### Exercise
Scan the data for "поселок" and copy the lines it appears in.

▼

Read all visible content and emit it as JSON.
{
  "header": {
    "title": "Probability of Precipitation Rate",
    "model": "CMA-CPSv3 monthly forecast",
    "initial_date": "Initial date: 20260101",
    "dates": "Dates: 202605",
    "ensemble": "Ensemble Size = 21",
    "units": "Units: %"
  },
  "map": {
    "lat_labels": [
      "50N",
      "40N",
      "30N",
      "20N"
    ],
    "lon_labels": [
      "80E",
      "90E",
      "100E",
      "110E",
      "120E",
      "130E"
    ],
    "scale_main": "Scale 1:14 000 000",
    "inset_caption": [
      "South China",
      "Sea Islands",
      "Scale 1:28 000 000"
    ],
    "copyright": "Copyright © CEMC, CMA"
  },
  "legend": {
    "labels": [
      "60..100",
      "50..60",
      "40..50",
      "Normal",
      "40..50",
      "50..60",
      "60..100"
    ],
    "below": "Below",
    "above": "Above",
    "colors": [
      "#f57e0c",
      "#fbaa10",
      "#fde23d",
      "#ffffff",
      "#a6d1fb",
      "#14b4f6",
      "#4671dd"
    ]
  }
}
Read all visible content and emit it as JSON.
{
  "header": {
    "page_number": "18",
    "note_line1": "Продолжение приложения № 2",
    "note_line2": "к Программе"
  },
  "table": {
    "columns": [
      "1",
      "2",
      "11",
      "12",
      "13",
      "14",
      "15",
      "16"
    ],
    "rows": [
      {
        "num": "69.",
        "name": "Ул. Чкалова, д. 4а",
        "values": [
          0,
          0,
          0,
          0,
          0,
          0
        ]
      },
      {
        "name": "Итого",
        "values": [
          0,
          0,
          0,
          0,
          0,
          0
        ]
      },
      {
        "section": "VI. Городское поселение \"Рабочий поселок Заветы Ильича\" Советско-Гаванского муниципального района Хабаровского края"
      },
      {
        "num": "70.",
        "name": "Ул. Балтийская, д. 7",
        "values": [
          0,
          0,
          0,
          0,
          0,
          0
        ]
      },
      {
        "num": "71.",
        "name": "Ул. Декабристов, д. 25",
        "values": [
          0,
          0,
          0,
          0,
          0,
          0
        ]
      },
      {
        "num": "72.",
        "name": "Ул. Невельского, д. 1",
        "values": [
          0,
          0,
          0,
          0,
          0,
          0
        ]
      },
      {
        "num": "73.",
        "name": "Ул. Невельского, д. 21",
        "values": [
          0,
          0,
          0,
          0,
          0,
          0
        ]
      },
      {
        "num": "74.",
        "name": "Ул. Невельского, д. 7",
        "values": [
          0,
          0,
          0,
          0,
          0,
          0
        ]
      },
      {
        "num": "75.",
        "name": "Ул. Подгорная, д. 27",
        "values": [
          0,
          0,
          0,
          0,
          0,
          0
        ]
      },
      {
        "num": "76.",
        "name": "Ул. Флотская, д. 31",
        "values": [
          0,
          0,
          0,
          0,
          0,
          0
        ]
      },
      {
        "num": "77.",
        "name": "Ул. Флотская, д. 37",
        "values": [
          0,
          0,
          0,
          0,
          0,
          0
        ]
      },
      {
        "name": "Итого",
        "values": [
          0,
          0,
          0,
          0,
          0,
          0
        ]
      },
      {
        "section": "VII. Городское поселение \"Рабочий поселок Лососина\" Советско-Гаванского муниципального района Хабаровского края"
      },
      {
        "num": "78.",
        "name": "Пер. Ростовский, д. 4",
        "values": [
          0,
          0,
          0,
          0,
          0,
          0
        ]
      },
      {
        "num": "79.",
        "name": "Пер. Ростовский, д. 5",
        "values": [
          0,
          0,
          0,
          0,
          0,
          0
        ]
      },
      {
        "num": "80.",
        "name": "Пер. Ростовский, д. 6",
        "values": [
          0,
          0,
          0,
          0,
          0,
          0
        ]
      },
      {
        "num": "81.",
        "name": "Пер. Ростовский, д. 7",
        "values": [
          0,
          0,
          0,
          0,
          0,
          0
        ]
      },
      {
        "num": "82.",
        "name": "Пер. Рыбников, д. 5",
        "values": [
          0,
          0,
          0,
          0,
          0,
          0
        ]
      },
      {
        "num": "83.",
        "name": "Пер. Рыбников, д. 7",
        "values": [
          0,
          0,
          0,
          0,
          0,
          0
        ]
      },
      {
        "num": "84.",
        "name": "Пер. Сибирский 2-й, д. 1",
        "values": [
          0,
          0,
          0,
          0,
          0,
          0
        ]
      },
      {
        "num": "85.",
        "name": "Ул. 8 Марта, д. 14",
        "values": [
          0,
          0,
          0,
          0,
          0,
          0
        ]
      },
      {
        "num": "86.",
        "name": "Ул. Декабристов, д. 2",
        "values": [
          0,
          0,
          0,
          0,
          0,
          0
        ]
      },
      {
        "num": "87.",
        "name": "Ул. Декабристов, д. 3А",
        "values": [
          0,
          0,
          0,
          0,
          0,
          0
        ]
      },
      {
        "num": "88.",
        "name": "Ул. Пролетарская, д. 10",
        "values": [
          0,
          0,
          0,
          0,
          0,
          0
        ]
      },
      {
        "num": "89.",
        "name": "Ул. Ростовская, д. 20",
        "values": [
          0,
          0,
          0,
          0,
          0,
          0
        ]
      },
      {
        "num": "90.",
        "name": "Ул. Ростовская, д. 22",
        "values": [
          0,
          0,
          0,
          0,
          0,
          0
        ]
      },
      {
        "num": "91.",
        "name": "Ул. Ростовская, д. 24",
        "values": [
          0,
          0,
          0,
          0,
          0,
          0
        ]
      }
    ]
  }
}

▲

### Response to this task
        "section": "VI. Городское поселение \"Рабочий поселок Заветы Ильича\" Советско-Гаванского муниципального района Хабаровского края"
        "section": "VII. Городское поселение \"Рабочий поселок Лососина\" Советско-Гаванского муниципального района Хабаровского края"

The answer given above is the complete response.